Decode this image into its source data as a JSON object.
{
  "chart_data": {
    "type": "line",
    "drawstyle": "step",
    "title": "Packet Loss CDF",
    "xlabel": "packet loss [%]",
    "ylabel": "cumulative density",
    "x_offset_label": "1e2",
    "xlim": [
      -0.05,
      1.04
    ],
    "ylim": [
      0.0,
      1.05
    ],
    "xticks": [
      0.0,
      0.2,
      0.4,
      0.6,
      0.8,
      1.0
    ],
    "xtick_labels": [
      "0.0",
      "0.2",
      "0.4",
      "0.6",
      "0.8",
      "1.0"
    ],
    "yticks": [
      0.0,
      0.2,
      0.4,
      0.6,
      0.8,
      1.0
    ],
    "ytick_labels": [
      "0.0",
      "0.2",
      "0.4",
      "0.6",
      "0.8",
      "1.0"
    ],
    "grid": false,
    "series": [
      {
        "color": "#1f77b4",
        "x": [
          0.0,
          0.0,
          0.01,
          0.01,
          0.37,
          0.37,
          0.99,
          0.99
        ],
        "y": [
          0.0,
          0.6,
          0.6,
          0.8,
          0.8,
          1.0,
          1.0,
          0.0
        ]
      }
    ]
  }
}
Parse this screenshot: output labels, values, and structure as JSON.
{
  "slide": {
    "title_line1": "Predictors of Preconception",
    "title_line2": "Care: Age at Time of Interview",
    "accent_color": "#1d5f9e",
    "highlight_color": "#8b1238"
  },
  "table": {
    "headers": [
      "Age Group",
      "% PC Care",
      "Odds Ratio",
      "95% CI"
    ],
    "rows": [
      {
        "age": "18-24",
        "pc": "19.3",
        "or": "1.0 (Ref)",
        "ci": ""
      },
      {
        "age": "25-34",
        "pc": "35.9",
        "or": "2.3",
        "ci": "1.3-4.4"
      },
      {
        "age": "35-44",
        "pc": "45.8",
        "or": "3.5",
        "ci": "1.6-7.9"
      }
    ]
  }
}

- **Set exercise**
Print again the material above, limited to the lines from the one holding "Parse this screenshot: output" through the last, inclusive.

- **Reply**
Parse this screenshot: output labels, values, and structure as JSON.
{
  "slide": {
    "title_line1": "Predictors of Preconception",
    "title_line2": "Care: Age at Time of Interview",
    "accent_color": "#1d5f9e",
    "highlight_color": "#8b1238"
  },
  "table": {
    "headers": [
      "Age Group",
      "% PC Care",
      "Odds Ratio",
      "95% CI"
    ],
    "rows": [
      {
        "age": "18-24",
        "pc": "19.3",
        "or": "1.0 (Ref)",
        "ci": ""
      },
      {
        "age": "25-34",
        "pc": "35.9",
        "or": "2.3",
        "ci": "1.3-4.4"
      },
      {
        "age": "35-44",
        "pc": "45.8",
        "or": "3.5",
        "ci": "1.6-7.9"
      }
    ]
  }
}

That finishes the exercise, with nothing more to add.